Consignes
#1 Indiquez si chacune des affirmations (a), (b) et (c) s'accorde avec le texte sur la contrefaçon de marque, en répondant par oui ou par non et en citant entre guillemets les mots du texte qui tranchent. (a) Le demandeur dispose de dix jours ouvrables pour se pourvoir après la description ou la saisie. (b) Le juge peut interdire la confection des produits en elle-même, hors de toute utilisation de la marque d'autrui. (c) Les sanctions civiles reposent sur l'article 1382 du Code civil.
#2 Reprenez le texte sur la contrefaçon de marque et poursuivez-le après sa dernière phrase.

Article
####
Mais en raison du préjudice que peut causer la saisie réelle au défendeur, le juge a la faculté de la subordonner à la constitution de garanties de la part du requérant, destinées à assurer l'indemnisation du défendeur pour le cas où l'action au fond serait jugée infondée. Il n'est cependant admis aucune confusion entre ce cautionnement et la caution judicatum solvi qu'est tenu de fournir le demandeur étranger en vertu de l'article 73 du Code de procédure civile et commerciale. Cette précision a été faite par le juge camerounais dans une espèce opposant une société étrangère à une autre, nationale, celle-ci accusée de contrefaçon145(*).

Aux termes de l'article 49, à défaut par le demandeur de s'être pourvu, soit par la voie civile, soit par la voie correctionnelle, dans le délai de dix jours ouvrables, la description ou la saisie est nulle de plein droit sans préjudice des dommages intérêts qui peuvent être réclamés, s'il y a lieu146(*).

D'où la prudence et la loyauté dont doit faire preuve le requérant car la défense n'est pas dépourvue de moyens.

b- Les obstacles à l'action en contrefaçon

Le défendeur dispose pour sa défense, de moyens divers relevant du droit commun de la procédure civile ou pénale et ceux propres au droit des marques. Entre autres, il peut démontrer que les actes critiqués ne constituent pas des contrefaçons, soit parce qu'il n'existe en réalité aucun risque de confusion, soit parce qu'il utilise le signe en déhors de la spécialité. Le défendeur peut également invoquer la nullité de la marque ou même l'antériorité de son exploitation.

S'il est vrai que l'action en contrefaçon obéit au civil comme au pénal à la prescription triennale, le contrefacteur ne peut, par contre, s'abriter derrière l'absence de réaction du défendeur. L'ancienneté et la continuité du délit n'enlèvent en rien son caractère répréhensible et par conséquent, l'application des sanctions prévues.

B-LE CARACTERE EXPEDITIF DE LA REPRESSION DE LA CONTREFAÇON DE MARQUE

Ce caractère tient à la fois à la variété des sanctions prévues (1) et à l'originalité des pouvoirs du législateur OAPI en matière répressive (2).

1- Les sanctions de la contrefaçon de marque

Elles sont civiles ou pénales.

Les sanctions civiles ont pour fondement la responsabilité civile prévue par l'article 1382 du Code civil. Le juge peut prononcer des injonctions en vue de faire cesser les troubles pour l'avenir. En revanche, il n'interdira pas la confection des produits ou la fourniture des services, en elles-mêmes, c'est-à-dire en déhors de toute utilisation de la marque d'autrui.
####
Données disponibles
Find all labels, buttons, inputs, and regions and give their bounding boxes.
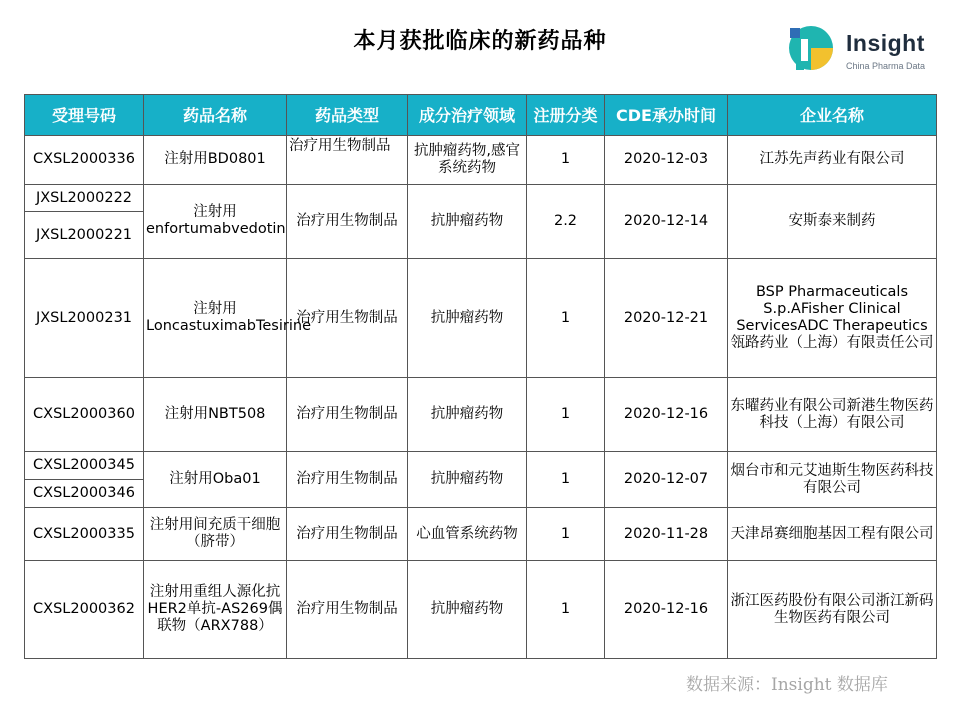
####
Corrigé
#1
(a) Oui : « dans le délai de dix jours ouvrables ».
(b) Non : « il n'interdira pas la confection des produits ou la fourniture des services, en elles-mêmes ».
(c) Oui : « la responsabilité civile prévue par l'article 1382 du Code civil ».

#2
Les dommages intérêts sont octroyés au propriétaire de la marque en raison du préjudice subi du fait des atteintes à son droit de propriété et au trouble commercial perpétrés par le contrefacteur. L'évaluation de ce préjudice se fait suivant le critère de la perte subie ou celui du manque à gagner. Les tribunaux préfèrent cette dernière méthode qui correspond au bénéfice qu'aurait réalisé le propriétaire de la marque si la contrefaçon n'avait pas eu lieu.

Les sanctions pénales, quant à elles, concernent principalement les amendes et les emprisonnements. Dans l'ensemble, on note que les peines d'emprisonnements des anciens articles 37 et 38 ont été réduites alors que les amendes, elles, ont été significativement augmentées. Il semble que le législateur préfère frapper à l'endroit où la douleur sera la plus ressentie c'est-à-dire la bourse du contrefacteur. Serait-ce la dépénalisation de la contrefaçon ?

Des peines additionnelles sont également prévues et concernent l'affichage du jugement dans des lieux déterminés, son insertion partielle ou intégrale dans un journal d'annonce légale, l'interdiction de participer à des élections des chambres de commerce et de l'industrie et des chambres d'agriculture ne pouvant excéder dix ans, la confiscation des produits et les instruments ayant servi à commettre le délit, la remise au propriétaire de la marque contrefaite des produits contrefaisants et la destruction de ces produits.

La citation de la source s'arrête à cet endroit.